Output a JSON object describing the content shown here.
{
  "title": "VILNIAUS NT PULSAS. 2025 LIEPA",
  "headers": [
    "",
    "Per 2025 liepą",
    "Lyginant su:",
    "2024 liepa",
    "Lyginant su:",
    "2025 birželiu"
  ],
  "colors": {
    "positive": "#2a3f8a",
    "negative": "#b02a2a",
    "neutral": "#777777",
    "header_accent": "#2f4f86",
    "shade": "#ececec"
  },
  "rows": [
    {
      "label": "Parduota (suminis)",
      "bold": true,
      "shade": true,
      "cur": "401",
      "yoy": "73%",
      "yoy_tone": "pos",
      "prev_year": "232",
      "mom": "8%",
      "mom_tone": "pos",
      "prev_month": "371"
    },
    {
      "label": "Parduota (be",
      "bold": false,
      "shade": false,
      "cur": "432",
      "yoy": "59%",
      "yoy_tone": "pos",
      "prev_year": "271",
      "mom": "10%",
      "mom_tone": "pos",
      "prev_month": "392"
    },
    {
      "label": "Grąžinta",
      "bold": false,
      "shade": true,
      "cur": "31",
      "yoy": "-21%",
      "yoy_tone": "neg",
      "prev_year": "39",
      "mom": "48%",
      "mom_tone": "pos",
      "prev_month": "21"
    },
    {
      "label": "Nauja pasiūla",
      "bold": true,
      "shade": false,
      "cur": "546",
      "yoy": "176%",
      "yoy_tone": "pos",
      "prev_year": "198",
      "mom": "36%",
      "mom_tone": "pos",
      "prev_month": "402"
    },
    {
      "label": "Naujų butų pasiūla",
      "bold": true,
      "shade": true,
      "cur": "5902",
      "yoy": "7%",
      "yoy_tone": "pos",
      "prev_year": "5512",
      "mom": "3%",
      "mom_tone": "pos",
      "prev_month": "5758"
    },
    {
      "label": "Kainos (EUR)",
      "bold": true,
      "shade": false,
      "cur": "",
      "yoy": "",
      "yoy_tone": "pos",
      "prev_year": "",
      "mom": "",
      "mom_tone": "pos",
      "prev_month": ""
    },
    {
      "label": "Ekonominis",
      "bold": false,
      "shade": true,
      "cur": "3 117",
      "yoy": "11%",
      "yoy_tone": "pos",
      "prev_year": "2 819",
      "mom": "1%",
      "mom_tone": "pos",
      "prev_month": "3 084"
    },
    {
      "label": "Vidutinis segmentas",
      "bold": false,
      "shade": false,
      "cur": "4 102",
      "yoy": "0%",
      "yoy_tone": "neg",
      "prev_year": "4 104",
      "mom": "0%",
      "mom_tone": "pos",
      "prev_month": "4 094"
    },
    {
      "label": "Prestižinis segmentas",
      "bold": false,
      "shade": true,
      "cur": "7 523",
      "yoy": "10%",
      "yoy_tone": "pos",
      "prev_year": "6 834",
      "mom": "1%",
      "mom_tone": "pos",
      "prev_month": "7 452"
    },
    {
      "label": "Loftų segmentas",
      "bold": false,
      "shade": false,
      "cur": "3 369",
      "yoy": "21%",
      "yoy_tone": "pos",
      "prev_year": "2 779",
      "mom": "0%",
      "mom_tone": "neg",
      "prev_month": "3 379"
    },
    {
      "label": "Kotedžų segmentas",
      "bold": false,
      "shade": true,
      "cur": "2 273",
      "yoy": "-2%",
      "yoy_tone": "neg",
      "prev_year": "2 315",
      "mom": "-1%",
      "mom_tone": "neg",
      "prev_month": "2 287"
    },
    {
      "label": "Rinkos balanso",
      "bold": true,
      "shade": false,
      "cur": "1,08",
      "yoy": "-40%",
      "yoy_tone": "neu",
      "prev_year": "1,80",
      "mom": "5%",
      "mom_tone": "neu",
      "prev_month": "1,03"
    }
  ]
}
• • •
# TASK DESCRIPTION:
Go through the data and gather every line that holds "label".

# THE OUTPUT:
      "label": "Parduota (suminis)",
      "label": "Parduota (be",
      "label": "Grąžinta",
      "label": "Nauja pasiūla",
      "label": "Naujų butų pasiūla",
      "label": "Kainos (EUR)",
      "label": "Ekonominis",
      "label": "Vidutinis segmentas",
      "label": "Prestižinis segmentas",
      "label": "Loftų segmentas",
      "label": "Kotedžų segmentas",
      "label": "Rinkos balanso",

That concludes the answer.